» Task objective:
Can you write out all the lines word for word, with no pictures?

++++ Supplied entries ++++

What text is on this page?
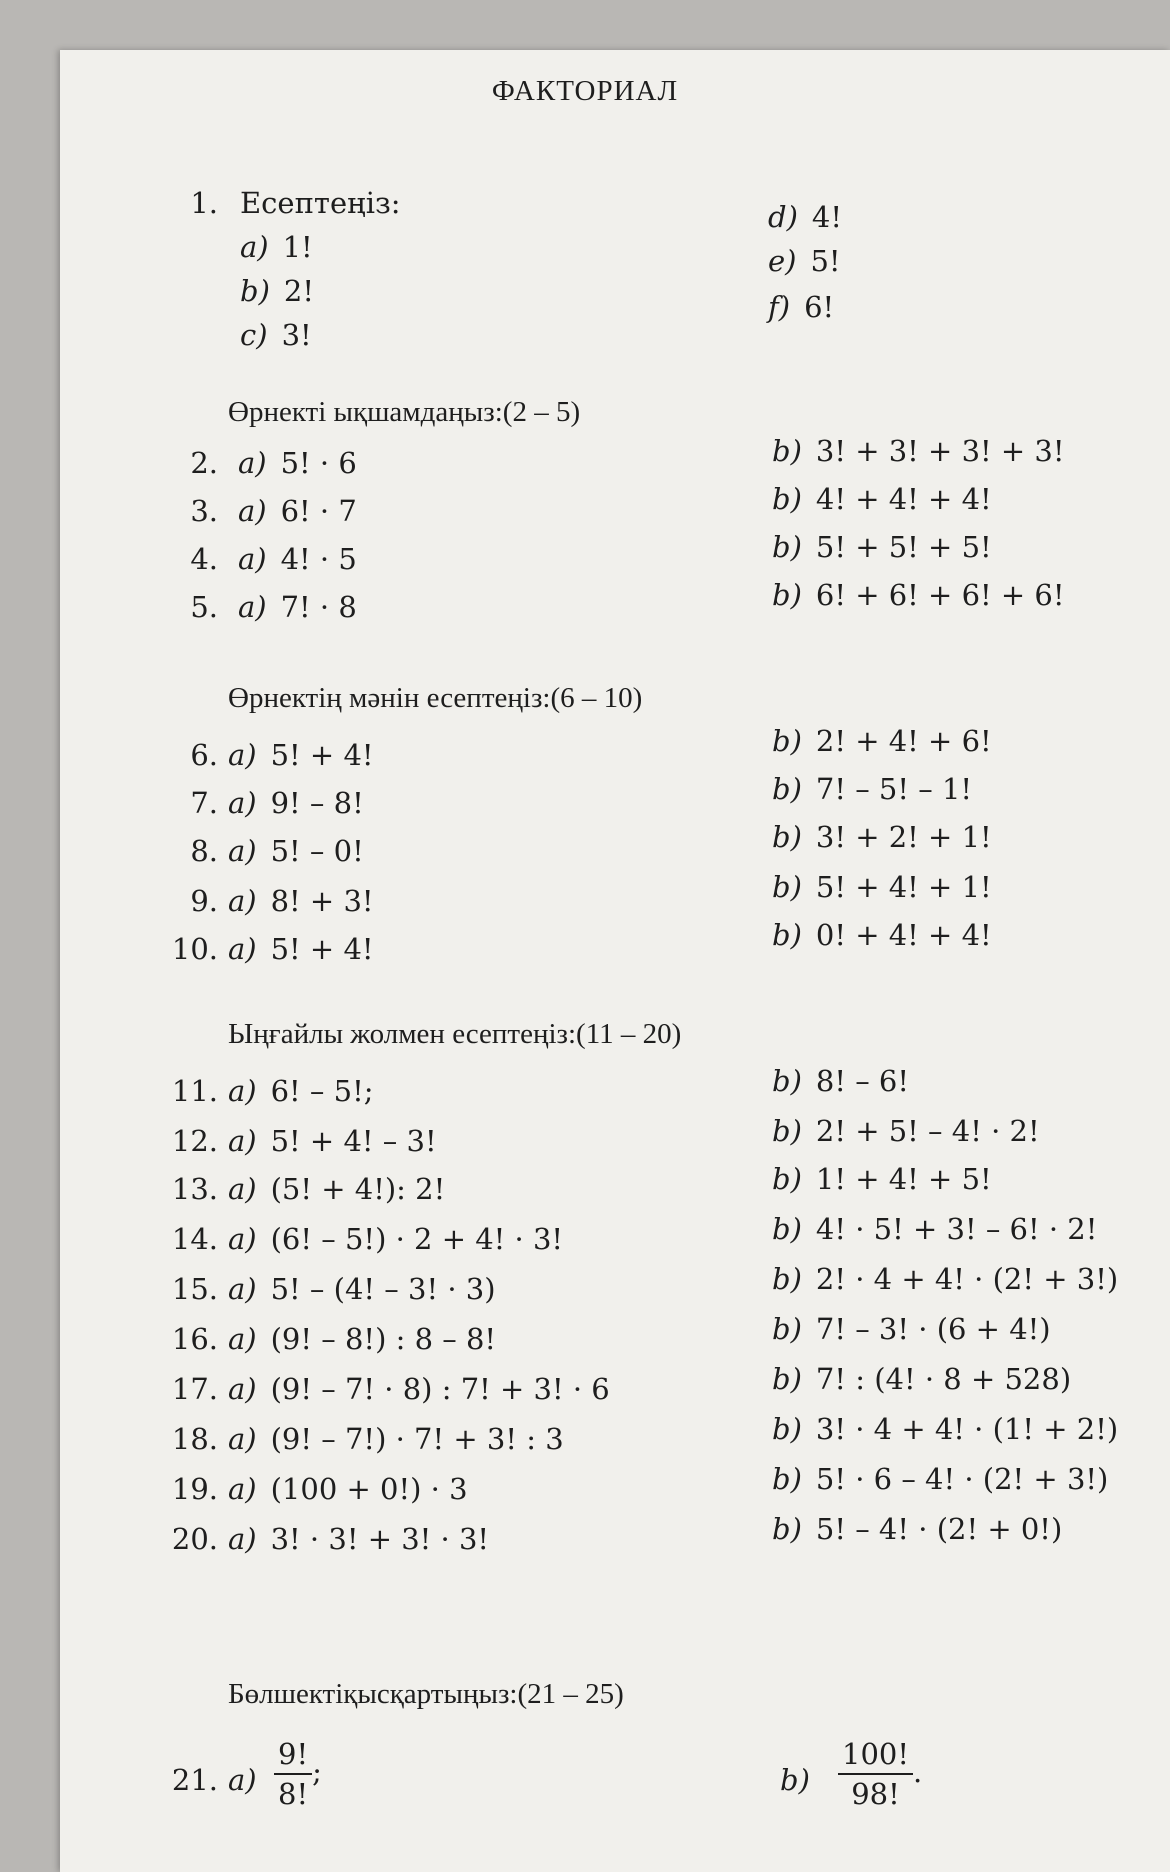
ФАКТОРИАЛ
1. Есептеңіз:
a) 1!
b) 2!
c) 3!
d) 4!
e) 5!
f) 6!
Өрнекті ықшамдаңыз:(2 – 5)
Өрнектің мәнін есептеңіз:(6 – 10)
Ыңғайлы жолмен есептеңіз:(11 – 20)
Бөлшектіқысқартыңыз:(21 – 25)
2. a) 5! · 6	b) 3! + 3! + 3! + 3!
3. a) 6! · 7	b) 4! + 4! + 4!
4. a) 4! · 5	b) 5! + 5! + 5!
5. a) 7! · 8	b) 6! + 6! + 6! + 6!
6. a) 5! + 4!	b) 2! + 4! + 6!
7. a) 9! – 8!	b) 7! – 5! – 1!
8. a) 5! – 0!	b) 3! + 2! + 1!
9. a) 8! + 3!	b) 5! + 4! + 1!
10. a) 5! + 4!	b) 0! + 4! + 4!
11. a) 6! – 5!;	b) 8! – 6!
12. a) 5! + 4! – 3!	b) 2! + 5! – 4! · 2!
13. a) (5! + 4!): 2!	b) 1! + 4! + 5!
14. a) (6! – 5!) · 2 + 4! · 3!	b) 4! · 5! + 3! – 6! · 2!
15. a) 5! – (4! – 3! · 3)	b) 2! · 4 + 4! · (2! + 3!)
16. a) (9! – 8!) : 8 – 8!	b) 7! – 3! · (6 + 4!)
17. a) (9! – 7! · 8) : 7! + 3! · 6	b) 7! : (4! · 8 + 528)
18. a) (9! – 7!) · 7! + 3! : 3	b) 3! · 4 + 4! · (1! + 2!)
19. a) (100 + 0!) · 3	b) 5! · 6 – 4! · (2! + 3!)
20. a) 3! · 3! + 3! · 3!	b) 5! – 4! · (2! + 0!)
21. $a) \frac{9!}{8!}$ ;	$b) \frac{100!}{98!}$ .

++++

» Answer below:
What text is on this page?
ФАКТОРИАЛ
1. Есептеңіз:
a) 1!
b) 2!
c) 3!
d) 4!
e) 5!
f) 6!
Өрнекті ықшамдаңыз:(2 – 5)
Өрнектің мәнін есептеңіз:(6 – 10)
Ыңғайлы жолмен есептеңіз:(11 – 20)
Бөлшектіқысқартыңыз:(21 – 25)
2. a) 5! · 6	b) 3! + 3! + 3! + 3!
3. a) 6! · 7	b) 4! + 4! + 4!
4. a) 4! · 5	b) 5! + 5! + 5!
5. a) 7! · 8	b) 6! + 6! + 6! + 6!
6. a) 5! + 4!	b) 2! + 4! + 6!
7. a) 9! – 8!	b) 7! – 5! – 1!
8. a) 5! – 0!	b) 3! + 2! + 1!
9. a) 8! + 3!	b) 5! + 4! + 1!
10. a) 5! + 4!	b) 0! + 4! + 4!
11. a) 6! – 5!;	b) 8! – 6!
12. a) 5! + 4! – 3!	b) 2! + 5! – 4! · 2!
13. a) (5! + 4!): 2!	b) 1! + 4! + 5!
14. a) (6! – 5!) · 2 + 4! · 3!	b) 4! · 5! + 3! – 6! · 2!
15. a) 5! – (4! – 3! · 3)	b) 2! · 4 + 4! · (2! + 3!)
16. a) (9! – 8!) : 8 – 8!	b) 7! – 3! · (6 + 4!)
17. a) (9! – 7! · 8) : 7! + 3! · 6	b) 7! : (4! · 8 + 528)
18. a) (9! – 7!) · 7! + 3! : 3	b) 3! · 4 + 4! · (1! + 2!)
19. a) (100 + 0!) · 3	b) 5! · 6 – 4! · (2! + 3!)
20. a) 3! · 3! + 3! · 3!	b) 5! – 4! · (2! + 0!)
21. $a) \frac{9!}{8!}$ ;	$b) \frac{100!}{98!}$ .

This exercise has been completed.